+++ GIVEN RECORDS +++
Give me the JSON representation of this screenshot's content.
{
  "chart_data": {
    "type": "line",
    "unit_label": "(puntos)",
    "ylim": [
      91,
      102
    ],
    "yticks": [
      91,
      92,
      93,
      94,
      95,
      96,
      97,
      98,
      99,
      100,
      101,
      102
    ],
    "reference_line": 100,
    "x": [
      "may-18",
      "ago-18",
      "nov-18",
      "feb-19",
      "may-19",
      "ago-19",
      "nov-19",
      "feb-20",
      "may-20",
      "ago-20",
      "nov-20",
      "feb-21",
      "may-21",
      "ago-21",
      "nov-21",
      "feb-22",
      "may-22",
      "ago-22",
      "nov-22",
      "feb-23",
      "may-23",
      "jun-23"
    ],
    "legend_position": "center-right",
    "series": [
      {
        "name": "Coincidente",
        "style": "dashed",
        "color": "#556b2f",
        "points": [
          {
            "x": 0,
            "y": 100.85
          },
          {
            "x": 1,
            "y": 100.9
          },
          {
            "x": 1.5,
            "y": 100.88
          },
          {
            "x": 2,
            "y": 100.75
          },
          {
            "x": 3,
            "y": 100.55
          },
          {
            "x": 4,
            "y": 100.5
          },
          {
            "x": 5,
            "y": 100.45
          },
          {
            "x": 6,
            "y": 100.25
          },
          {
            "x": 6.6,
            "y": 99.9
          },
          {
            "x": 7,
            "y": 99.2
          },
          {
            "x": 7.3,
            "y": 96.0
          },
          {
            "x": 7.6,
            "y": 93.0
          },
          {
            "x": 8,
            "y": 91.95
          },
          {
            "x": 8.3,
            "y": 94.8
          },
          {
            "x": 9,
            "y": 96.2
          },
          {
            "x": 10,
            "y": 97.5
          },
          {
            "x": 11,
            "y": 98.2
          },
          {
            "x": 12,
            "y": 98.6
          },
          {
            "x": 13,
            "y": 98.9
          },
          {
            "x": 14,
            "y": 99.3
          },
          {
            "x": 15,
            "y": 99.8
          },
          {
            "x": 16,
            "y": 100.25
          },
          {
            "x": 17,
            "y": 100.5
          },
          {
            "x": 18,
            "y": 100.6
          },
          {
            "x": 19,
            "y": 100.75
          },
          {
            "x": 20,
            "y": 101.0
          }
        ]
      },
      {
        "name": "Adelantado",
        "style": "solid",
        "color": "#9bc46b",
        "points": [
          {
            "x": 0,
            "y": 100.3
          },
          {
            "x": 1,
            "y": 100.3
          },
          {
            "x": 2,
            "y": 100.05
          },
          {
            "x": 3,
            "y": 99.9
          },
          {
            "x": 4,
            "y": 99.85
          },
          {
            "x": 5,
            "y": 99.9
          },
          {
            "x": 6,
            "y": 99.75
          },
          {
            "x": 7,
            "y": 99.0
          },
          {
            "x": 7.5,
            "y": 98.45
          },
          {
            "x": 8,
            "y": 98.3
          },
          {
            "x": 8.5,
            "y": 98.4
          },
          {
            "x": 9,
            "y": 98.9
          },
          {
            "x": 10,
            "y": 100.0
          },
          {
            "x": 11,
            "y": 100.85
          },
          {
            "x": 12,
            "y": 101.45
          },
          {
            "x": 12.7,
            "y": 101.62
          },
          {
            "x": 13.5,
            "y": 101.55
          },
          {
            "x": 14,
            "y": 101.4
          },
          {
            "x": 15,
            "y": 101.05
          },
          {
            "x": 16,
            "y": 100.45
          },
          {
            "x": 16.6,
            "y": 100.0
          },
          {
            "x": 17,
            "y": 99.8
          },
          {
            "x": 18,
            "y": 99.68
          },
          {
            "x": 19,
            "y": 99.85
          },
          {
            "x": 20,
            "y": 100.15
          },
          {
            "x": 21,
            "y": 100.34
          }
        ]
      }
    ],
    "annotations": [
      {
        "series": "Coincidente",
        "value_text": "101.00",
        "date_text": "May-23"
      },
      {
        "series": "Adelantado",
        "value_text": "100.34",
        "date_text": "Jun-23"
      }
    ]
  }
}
+++
--- DIRECTION ---
Pull every line containing "Adelantado" from the material above.

--- SOLUTION TO THIS TASK ---
        "name": "Adelantado",
        "series": "Adelantado",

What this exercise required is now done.